» **WORK INSTRUCTIONS**: Read the records below and copy each line that contains "text".

» **MATERIAL SUPPLIED**:
────────

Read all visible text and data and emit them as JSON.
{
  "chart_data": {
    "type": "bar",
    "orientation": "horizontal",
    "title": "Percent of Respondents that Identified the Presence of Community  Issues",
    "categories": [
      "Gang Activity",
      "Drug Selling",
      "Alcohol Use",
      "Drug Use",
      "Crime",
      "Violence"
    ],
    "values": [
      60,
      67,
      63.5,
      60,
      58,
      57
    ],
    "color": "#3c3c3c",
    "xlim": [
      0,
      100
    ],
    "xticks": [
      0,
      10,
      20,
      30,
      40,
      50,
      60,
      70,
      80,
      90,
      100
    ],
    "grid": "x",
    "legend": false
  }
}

────────

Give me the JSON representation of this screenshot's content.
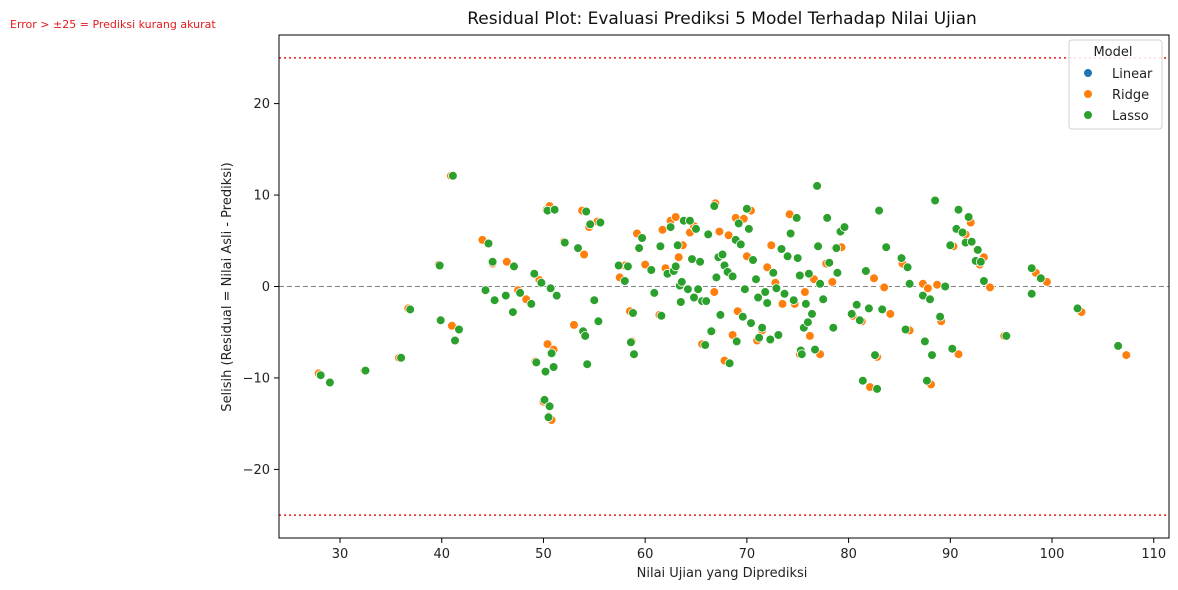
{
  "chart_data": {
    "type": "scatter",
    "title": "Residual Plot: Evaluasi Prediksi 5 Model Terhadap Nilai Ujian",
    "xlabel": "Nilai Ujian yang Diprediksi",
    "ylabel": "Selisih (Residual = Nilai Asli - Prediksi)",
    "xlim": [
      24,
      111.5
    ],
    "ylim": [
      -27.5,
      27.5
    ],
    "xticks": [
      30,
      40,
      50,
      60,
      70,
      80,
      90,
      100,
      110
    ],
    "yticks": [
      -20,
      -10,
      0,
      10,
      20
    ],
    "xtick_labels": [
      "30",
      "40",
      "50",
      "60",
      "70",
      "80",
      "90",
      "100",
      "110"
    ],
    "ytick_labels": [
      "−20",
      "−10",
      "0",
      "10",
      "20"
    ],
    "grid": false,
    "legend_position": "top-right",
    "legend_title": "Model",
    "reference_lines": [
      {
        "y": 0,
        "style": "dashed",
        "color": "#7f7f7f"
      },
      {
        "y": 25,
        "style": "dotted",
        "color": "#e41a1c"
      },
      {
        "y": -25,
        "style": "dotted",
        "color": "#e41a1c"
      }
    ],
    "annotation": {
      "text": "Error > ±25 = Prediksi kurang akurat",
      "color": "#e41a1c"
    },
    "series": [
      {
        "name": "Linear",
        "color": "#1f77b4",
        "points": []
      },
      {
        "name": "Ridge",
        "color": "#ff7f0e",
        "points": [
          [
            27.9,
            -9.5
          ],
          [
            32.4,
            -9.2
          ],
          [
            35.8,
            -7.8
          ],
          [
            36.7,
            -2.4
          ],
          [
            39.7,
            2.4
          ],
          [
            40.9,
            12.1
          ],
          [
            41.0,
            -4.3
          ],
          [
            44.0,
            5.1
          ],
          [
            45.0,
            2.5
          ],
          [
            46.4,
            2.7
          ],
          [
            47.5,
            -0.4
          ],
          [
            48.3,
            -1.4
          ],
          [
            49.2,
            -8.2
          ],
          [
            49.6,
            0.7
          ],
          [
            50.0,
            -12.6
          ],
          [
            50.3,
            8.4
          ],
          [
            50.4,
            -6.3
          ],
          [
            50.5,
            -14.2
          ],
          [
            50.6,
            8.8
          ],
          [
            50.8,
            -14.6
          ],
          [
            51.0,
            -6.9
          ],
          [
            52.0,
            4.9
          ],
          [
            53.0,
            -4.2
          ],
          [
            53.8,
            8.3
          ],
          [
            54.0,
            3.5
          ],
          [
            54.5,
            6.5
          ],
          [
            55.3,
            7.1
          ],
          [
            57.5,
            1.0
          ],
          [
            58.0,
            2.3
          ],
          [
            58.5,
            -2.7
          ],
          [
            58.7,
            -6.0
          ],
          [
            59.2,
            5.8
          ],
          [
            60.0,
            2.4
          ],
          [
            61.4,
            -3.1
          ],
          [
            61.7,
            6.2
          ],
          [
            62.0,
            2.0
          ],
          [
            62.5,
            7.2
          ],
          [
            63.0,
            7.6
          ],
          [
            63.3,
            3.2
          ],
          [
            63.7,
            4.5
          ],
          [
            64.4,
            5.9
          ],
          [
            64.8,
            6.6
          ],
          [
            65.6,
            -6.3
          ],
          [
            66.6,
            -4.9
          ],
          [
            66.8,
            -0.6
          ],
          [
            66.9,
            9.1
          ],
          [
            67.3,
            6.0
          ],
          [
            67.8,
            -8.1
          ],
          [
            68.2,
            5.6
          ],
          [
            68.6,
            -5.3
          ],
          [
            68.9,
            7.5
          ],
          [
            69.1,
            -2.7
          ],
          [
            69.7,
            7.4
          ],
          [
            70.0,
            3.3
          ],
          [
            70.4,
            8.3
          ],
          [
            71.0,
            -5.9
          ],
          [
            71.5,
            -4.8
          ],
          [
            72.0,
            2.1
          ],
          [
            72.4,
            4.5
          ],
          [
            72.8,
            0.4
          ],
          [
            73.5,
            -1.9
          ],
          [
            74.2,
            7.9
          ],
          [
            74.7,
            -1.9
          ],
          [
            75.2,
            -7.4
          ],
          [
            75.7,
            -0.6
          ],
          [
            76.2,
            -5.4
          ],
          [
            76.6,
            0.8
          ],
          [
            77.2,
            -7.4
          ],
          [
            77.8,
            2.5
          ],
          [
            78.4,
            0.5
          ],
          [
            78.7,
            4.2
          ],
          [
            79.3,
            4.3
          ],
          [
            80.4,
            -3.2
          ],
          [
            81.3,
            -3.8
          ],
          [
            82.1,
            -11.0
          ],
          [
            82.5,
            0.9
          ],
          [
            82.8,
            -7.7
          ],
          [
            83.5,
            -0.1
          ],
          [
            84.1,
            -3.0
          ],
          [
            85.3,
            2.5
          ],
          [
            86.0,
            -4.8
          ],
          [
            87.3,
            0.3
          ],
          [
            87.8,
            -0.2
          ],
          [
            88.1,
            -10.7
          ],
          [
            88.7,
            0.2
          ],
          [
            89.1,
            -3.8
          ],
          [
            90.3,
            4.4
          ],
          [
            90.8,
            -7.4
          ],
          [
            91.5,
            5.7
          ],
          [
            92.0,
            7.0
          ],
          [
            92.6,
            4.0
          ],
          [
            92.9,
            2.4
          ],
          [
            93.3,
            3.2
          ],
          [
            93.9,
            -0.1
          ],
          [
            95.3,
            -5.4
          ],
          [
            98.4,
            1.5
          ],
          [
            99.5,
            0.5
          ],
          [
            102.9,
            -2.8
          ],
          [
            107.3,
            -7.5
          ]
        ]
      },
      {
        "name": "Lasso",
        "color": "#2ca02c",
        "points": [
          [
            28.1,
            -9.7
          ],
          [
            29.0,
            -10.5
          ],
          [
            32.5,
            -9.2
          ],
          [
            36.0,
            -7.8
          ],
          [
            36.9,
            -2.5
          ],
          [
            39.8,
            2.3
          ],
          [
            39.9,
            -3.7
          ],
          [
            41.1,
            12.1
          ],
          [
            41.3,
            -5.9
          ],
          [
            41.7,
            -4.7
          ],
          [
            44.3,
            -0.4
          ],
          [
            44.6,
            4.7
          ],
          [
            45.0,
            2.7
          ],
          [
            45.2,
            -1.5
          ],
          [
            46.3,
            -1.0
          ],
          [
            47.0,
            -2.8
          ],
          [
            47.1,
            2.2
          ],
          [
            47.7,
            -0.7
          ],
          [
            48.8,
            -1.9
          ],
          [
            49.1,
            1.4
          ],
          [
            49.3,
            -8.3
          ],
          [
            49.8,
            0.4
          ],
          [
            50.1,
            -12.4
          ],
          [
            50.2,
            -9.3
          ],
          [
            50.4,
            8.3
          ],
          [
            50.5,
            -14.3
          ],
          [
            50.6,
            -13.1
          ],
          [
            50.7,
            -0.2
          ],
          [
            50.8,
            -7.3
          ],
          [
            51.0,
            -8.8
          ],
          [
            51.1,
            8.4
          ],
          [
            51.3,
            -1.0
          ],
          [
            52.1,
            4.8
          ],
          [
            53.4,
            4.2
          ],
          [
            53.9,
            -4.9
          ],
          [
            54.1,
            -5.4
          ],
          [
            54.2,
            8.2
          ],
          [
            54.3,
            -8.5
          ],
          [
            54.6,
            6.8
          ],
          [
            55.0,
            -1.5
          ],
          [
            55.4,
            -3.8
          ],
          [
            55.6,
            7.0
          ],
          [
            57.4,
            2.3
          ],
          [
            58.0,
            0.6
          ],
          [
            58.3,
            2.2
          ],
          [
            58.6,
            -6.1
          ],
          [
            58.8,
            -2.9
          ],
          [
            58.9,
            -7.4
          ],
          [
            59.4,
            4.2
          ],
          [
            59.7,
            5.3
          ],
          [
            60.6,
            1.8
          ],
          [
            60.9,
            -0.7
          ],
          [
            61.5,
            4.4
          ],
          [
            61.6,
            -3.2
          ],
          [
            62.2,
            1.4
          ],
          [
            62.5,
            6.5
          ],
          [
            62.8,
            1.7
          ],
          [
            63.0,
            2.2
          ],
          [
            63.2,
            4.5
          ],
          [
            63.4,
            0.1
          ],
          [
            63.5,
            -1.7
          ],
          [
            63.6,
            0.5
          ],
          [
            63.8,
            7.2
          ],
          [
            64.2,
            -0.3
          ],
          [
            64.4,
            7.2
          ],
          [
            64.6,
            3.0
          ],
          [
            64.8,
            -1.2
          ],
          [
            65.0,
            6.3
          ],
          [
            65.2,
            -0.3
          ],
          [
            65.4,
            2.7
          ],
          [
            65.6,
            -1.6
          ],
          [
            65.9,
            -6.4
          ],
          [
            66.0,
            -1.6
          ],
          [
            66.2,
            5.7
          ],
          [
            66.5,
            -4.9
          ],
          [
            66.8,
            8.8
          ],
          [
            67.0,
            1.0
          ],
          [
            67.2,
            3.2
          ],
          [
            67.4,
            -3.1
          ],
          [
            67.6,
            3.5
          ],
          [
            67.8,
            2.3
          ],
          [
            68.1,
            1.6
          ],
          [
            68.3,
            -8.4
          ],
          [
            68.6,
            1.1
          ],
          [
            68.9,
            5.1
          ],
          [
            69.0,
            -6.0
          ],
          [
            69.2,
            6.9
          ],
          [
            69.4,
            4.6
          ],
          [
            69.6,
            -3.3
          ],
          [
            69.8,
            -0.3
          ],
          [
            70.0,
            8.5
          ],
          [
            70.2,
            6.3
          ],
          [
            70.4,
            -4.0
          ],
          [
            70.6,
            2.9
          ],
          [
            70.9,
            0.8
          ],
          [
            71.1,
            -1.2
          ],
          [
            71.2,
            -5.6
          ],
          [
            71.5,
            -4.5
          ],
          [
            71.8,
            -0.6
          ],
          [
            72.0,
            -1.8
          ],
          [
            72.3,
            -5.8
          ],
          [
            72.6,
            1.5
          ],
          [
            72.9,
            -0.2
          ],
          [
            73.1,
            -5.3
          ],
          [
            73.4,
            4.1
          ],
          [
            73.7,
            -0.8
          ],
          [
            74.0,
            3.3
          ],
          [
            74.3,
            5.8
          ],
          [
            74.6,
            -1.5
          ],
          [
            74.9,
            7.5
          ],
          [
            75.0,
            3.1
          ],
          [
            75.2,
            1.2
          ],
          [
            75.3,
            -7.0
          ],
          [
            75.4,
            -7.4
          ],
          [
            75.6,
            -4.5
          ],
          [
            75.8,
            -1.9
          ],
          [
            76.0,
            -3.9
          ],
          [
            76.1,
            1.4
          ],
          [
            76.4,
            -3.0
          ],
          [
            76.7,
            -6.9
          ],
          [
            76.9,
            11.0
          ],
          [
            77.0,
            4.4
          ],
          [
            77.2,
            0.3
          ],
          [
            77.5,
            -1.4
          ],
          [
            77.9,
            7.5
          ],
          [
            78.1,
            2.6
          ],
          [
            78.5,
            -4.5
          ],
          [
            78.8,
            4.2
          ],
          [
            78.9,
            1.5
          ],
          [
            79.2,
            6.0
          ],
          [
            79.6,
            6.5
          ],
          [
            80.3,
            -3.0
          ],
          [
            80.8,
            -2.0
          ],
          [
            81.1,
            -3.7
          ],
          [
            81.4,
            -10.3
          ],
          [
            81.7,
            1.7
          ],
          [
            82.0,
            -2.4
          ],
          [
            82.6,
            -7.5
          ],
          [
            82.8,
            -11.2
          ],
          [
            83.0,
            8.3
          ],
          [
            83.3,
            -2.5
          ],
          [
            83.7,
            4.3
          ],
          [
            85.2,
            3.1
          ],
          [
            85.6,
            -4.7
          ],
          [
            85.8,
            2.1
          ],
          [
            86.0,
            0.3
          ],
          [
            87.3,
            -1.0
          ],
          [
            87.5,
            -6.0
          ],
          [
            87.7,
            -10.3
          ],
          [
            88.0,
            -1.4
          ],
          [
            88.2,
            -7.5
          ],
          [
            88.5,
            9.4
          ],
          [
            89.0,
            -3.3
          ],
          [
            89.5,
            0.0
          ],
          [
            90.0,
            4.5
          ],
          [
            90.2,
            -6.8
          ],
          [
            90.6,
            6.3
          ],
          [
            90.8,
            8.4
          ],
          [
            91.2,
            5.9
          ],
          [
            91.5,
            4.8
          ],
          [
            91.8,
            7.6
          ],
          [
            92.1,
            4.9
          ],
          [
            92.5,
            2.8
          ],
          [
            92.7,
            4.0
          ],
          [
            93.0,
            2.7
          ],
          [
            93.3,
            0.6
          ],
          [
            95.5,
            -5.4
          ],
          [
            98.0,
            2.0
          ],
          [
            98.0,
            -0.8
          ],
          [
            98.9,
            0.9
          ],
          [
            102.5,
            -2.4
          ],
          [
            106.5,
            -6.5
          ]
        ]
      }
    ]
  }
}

────────

» **WRITTEN ANSWER**:
Read all visible text and data and emit them as JSON.
      "text": "Error > ±25 = Prediksi kurang akurat",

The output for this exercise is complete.